Exercise requirements » Format the lines below as a Markdown table with two columns, Row and Line. Give each non-blank line its own numbered row and leave out blank lines.

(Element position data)
---+---
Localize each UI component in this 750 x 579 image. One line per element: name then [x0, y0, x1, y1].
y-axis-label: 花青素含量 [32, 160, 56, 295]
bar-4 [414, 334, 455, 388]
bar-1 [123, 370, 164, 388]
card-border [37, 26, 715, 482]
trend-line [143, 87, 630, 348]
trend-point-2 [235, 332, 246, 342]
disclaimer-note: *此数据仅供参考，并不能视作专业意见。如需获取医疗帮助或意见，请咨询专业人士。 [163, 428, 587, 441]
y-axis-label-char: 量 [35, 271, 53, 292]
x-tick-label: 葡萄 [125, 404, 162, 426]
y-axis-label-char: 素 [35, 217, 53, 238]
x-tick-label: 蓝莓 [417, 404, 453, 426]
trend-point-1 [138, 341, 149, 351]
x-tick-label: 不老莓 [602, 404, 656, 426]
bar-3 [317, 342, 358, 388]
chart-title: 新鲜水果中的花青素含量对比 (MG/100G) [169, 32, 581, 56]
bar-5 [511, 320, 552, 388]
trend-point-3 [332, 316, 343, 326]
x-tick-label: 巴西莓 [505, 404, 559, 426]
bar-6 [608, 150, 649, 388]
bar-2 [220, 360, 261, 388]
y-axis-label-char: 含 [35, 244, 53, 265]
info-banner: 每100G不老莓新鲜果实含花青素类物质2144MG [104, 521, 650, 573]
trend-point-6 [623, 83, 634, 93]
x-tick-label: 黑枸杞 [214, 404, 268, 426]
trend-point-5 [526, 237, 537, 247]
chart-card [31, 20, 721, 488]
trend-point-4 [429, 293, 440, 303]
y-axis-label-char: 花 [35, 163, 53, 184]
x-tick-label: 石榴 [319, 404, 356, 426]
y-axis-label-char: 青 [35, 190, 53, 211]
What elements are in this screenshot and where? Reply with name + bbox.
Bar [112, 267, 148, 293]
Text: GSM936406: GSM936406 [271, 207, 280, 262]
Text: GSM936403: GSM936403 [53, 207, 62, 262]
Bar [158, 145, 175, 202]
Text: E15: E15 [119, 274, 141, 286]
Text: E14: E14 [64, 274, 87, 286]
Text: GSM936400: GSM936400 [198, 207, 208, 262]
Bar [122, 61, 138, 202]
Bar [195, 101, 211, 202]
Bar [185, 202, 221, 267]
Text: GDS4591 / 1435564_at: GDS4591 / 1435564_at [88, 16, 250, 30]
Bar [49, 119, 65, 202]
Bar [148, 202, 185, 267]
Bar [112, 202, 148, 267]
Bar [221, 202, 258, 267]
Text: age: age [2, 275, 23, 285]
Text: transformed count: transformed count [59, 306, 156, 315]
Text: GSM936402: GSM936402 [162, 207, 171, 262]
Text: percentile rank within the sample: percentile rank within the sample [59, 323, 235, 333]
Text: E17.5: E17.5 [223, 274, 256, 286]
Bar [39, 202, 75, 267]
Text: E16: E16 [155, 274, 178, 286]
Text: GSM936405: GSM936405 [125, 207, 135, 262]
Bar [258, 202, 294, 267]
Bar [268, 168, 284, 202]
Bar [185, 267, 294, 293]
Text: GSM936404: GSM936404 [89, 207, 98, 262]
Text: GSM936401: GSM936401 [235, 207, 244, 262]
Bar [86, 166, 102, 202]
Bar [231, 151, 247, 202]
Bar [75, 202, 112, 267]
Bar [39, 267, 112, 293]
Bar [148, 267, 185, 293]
---+---
Response »
| Row | Line |
|---|---|
| 1 | Localize each UI component in this 750 x 579 image. One line per element: name then [x0, y0, x1, y1]. |
| 2 | y-axis-label: 花青素含量 [32, 160, 56, 295] |
| 3 | bar-4 [414, 334, 455, 388] |
| 4 | bar-1 [123, 370, 164, 388] |
| 5 | card-border [37, 26, 715, 482] |
| 6 | trend-line [143, 87, 630, 348] |
| 7 | trend-point-2 [235, 332, 246, 342] |
| 8 | disclaimer-note: *此数据仅供参考，并不能视作专业意见。如需获取医疗帮助或意见，请咨询专业人士。 [163, 428, 587, 441] |
| 9 | y-axis-label-char: 量 [35, 271, 53, 292] |
| 10 | x-tick-label: 葡萄 [125, 404, 162, 426] |
| 11 | y-axis-label-char: 素 [35, 217, 53, 238] |
| 12 | x-tick-label: 蓝莓 [417, 404, 453, 426] |
| 13 | trend-point-1 [138, 341, 149, 351] |
| 14 | x-tick-label: 不老莓 [602, 404, 656, 426] |
| 15 | bar-3 [317, 342, 358, 388] |
| 16 | chart-title: 新鲜水果中的花青素含量对比 (MG/100G) [169, 32, 581, 56] |
| 17 | bar-5 [511, 320, 552, 388] |
| 18 | trend-point-3 [332, 316, 343, 326] |
| 19 | x-tick-label: 巴西莓 [505, 404, 559, 426] |
| 20 | bar-6 [608, 150, 649, 388] |
| 21 | bar-2 [220, 360, 261, 388] |
| 22 | y-axis-label-char: 含 [35, 244, 53, 265] |
| 23 | info-banner: 每100G不老莓新鲜果实含花青素类物质2144MG [104, 521, 650, 573] |
| 24 | trend-point-6 [623, 83, 634, 93] |
| 25 | x-tick-label: 黑枸杞 [214, 404, 268, 426] |
| 26 | trend-point-5 [526, 237, 537, 247] |
| 27 | chart-card [31, 20, 721, 488] |
| 28 | trend-point-4 [429, 293, 440, 303] |
| 29 | y-axis-label-char: 花 [35, 163, 53, 184] |
| 30 | x-tick-label: 石榴 [319, 404, 356, 426] |
| 31 | y-axis-label-char: 青 [35, 190, 53, 211] |
| 32 | What elements are in this screenshot and where? Reply with name + bbox. |
| 33 | Bar [112, 267, 148, 293] |
| 34 | Text: GSM936406: GSM936406 [271, 207, 280, 262] |
| 35 | Text: GSM936403: GSM936403 [53, 207, 62, 262] |
| 36 | Bar [158, 145, 175, 202] |
| 37 | Text: E15: E15 [119, 274, 141, 286] |
| 38 | Text: E14: E14 [64, 274, 87, 286] |
| 39 | Text: GSM936400: GSM936400 [198, 207, 208, 262] |
| 40 | Bar [122, 61, 138, 202] |
| 41 | Bar [195, 101, 211, 202] |
| 42 | Bar [185, 202, 221, 267] |
| 43 | Text: GDS4591 / 1435564_at: GDS4591 / 1435564_at [88, 16, 250, 30] |
| 44 | Bar [49, 119, 65, 202] |
| 45 | Bar [148, 202, 185, 267] |
| 46 | Bar [112, 202, 148, 267] |
| 47 | Bar [221, 202, 258, 267] |
| 48 | Text: age: age [2, 275, 23, 285] |
| 49 | Text: transformed count: transformed count [59, 306, 156, 315] |
| 50 | Text: GSM936402: GSM936402 [162, 207, 171, 262] |
| 51 | Text: percentile rank within the sample: percentile rank within the sample [59, 323, 235, 333] |
| 52 | Text: E17.5: E17.5 [223, 274, 256, 286] |
| 53 | Bar [39, 202, 75, 267] |
| 54 | Text: E16: E16 [155, 274, 178, 286] |
| 55 | Text: GSM936405: GSM936405 [125, 207, 135, 262] |
| 56 | Bar [258, 202, 294, 267] |
| 57 | Bar [268, 168, 284, 202] |
| 58 | Bar [185, 267, 294, 293] |
| 59 | Text: GSM936404: GSM936404 [89, 207, 98, 262] |
| 60 | Text: GSM936401: GSM936401 [235, 207, 244, 262] |
| 61 | Bar [86, 166, 102, 202] |
| 62 | Bar [231, 151, 247, 202] |
| 63 | Bar [75, 202, 112, 267] |
| 64 | Bar [39, 267, 112, 293] |
| 65 | Bar [148, 267, 185, 293] |